**Exercise objective**: Copy out all the entries word for word.

**Data to use**:

^^^^

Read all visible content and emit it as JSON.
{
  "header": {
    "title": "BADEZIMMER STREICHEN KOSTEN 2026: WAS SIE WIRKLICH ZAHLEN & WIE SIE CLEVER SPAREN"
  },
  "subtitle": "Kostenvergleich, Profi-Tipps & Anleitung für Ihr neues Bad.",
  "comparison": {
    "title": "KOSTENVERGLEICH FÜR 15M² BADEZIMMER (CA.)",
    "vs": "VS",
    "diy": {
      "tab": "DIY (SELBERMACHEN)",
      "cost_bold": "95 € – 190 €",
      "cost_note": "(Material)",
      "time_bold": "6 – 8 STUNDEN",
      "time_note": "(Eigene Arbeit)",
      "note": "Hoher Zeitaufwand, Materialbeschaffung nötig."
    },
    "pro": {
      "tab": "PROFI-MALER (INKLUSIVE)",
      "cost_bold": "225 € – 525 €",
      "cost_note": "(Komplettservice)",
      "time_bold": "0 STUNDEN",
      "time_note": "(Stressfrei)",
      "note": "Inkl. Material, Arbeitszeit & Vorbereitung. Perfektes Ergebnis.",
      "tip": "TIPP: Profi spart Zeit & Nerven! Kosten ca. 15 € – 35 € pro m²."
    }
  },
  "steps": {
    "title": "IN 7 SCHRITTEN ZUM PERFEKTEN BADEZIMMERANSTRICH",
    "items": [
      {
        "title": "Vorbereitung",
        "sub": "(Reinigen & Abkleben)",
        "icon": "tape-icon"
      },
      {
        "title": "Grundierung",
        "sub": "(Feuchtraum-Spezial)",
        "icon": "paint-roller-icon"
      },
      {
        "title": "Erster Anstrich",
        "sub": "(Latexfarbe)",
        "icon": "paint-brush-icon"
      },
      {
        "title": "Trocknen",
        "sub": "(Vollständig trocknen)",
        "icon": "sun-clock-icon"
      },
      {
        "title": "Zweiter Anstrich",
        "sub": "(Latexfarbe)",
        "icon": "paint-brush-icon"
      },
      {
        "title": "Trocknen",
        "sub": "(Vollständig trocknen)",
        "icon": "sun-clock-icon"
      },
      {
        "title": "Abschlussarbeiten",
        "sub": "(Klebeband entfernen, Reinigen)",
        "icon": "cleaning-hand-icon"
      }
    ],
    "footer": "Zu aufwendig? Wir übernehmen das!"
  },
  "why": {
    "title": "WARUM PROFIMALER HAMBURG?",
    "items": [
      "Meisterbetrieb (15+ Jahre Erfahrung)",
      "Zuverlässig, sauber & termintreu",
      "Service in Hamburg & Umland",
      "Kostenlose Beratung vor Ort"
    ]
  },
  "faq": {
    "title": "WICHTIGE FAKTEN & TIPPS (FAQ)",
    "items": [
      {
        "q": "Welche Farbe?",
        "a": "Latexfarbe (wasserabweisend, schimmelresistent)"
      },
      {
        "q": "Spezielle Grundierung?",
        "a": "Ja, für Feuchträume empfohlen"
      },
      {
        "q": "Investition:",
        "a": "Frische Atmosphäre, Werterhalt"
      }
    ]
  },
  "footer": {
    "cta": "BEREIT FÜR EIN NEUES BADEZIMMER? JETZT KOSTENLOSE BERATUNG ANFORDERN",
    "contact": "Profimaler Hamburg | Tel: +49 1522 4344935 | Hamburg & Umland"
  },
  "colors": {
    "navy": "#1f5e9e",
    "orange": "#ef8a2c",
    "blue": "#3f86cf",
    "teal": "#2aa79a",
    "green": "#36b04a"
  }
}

^^^^

**In response**:
Read all visible content and emit it as JSON.
{
  "header": {
    "title": "BADEZIMMER STREICHEN KOSTEN 2026: WAS SIE WIRKLICH ZAHLEN & WIE SIE CLEVER SPAREN"
  },
  "subtitle": "Kostenvergleich, Profi-Tipps & Anleitung für Ihr neues Bad.",
  "comparison": {
    "title": "KOSTENVERGLEICH FÜR 15M² BADEZIMMER (CA.)",
    "vs": "VS",
    "diy": {
      "tab": "DIY (SELBERMACHEN)",
      "cost_bold": "95 € – 190 €",
      "cost_note": "(Material)",
      "time_bold": "6 – 8 STUNDEN",
      "time_note": "(Eigene Arbeit)",
      "note": "Hoher Zeitaufwand, Materialbeschaffung nötig."
    },
    "pro": {
      "tab": "PROFI-MALER (INKLUSIVE)",
      "cost_bold": "225 € – 525 €",
      "cost_note": "(Komplettservice)",
      "time_bold": "0 STUNDEN",
      "time_note": "(Stressfrei)",
      "note": "Inkl. Material, Arbeitszeit & Vorbereitung. Perfektes Ergebnis.",
      "tip": "TIPP: Profi spart Zeit & Nerven! Kosten ca. 15 € – 35 € pro m²."
    }
  },
  "steps": {
    "title": "IN 7 SCHRITTEN ZUM PERFEKTEN BADEZIMMERANSTRICH",
    "items": [
      {
        "title": "Vorbereitung",
        "sub": "(Reinigen & Abkleben)",
        "icon": "tape-icon"
      },
      {
        "title": "Grundierung",
        "sub": "(Feuchtraum-Spezial)",
        "icon": "paint-roller-icon"
      },
      {
        "title": "Erster Anstrich",
        "sub": "(Latexfarbe)",
        "icon": "paint-brush-icon"
      },
      {
        "title": "Trocknen",
        "sub": "(Vollständig trocknen)",
        "icon": "sun-clock-icon"
      },
      {
        "title": "Zweiter Anstrich",
        "sub": "(Latexfarbe)",
        "icon": "paint-brush-icon"
      },
      {
        "title": "Trocknen",
        "sub": "(Vollständig trocknen)",
        "icon": "sun-clock-icon"
      },
      {
        "title": "Abschlussarbeiten",
        "sub": "(Klebeband entfernen, Reinigen)",
        "icon": "cleaning-hand-icon"
      }
    ],
    "footer": "Zu aufwendig? Wir übernehmen das!"
  },
  "why": {
    "title": "WARUM PROFIMALER HAMBURG?",
    "items": [
      "Meisterbetrieb (15+ Jahre Erfahrung)",
      "Zuverlässig, sauber & termintreu",
      "Service in Hamburg & Umland",
      "Kostenlose Beratung vor Ort"
    ]
  },
  "faq": {
    "title": "WICHTIGE FAKTEN & TIPPS (FAQ)",
    "items": [
      {
        "q": "Welche Farbe?",
        "a": "Latexfarbe (wasserabweisend, schimmelresistent)"
      },
      {
        "q": "Spezielle Grundierung?",
        "a": "Ja, für Feuchträume empfohlen"
      },
      {
        "q": "Investition:",
        "a": "Frische Atmosphäre, Werterhalt"
      }
    ]
  },
  "footer": {
    "cta": "BEREIT FÜR EIN NEUES BADEZIMMER? JETZT KOSTENLOSE BERATUNG ANFORDERN",
    "contact": "Profimaler Hamburg | Tel: +49 1522 4344935 | Hamburg & Umland"
  },
  "colors": {
    "navy": "#1f5e9e",
    "orange": "#ef8a2c",
    "blue": "#3f86cf",
    "teal": "#2aa79a",
    "green": "#36b04a"
  }
}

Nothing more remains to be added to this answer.